[Box annotation data]

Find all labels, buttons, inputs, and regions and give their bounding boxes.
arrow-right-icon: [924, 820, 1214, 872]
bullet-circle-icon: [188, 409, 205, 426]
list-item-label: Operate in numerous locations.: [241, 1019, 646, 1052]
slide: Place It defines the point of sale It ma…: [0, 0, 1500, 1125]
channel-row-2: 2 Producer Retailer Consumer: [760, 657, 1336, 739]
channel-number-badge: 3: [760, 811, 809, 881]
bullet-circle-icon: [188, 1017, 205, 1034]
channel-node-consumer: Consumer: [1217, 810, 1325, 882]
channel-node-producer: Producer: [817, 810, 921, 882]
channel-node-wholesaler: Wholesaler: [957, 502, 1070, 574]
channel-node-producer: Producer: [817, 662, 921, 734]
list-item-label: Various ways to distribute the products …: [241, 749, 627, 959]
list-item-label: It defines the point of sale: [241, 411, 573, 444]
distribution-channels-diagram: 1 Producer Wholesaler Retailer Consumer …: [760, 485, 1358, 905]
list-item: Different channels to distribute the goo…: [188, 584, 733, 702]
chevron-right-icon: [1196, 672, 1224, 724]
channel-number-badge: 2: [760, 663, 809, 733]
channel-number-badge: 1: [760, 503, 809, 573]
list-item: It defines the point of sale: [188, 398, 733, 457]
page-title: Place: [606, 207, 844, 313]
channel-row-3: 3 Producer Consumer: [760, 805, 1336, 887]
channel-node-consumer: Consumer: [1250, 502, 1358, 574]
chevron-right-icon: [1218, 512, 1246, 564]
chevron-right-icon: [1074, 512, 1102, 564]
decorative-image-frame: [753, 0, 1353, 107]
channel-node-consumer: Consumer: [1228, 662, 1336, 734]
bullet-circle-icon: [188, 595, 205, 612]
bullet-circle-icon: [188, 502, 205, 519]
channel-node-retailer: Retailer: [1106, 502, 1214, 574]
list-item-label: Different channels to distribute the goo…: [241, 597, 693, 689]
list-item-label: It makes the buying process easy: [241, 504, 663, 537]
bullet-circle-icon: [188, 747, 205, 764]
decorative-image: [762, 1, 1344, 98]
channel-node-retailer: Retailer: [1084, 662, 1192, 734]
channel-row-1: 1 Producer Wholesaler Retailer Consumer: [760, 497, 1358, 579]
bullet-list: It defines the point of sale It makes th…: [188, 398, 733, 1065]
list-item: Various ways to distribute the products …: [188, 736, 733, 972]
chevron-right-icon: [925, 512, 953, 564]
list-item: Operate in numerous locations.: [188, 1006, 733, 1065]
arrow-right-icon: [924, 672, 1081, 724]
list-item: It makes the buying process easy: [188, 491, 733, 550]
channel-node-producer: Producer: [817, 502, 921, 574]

= OBJECTIVE =
Extract the stretch from the start of the listing through the line that contains "slide: Place It", reproducing each line unchanged.

= THE RESPONSE =
Find all labels, buttons, inputs, and regions and give their bounding boxes.
arrow-right-icon: [924, 820, 1214, 872]
bullet-circle-icon: [188, 409, 205, 426]
list-item-label: Operate in numerous locations.: [241, 1019, 646, 1052]
slide: Place It defines the point of sale It ma…: [0, 0, 1500, 1125]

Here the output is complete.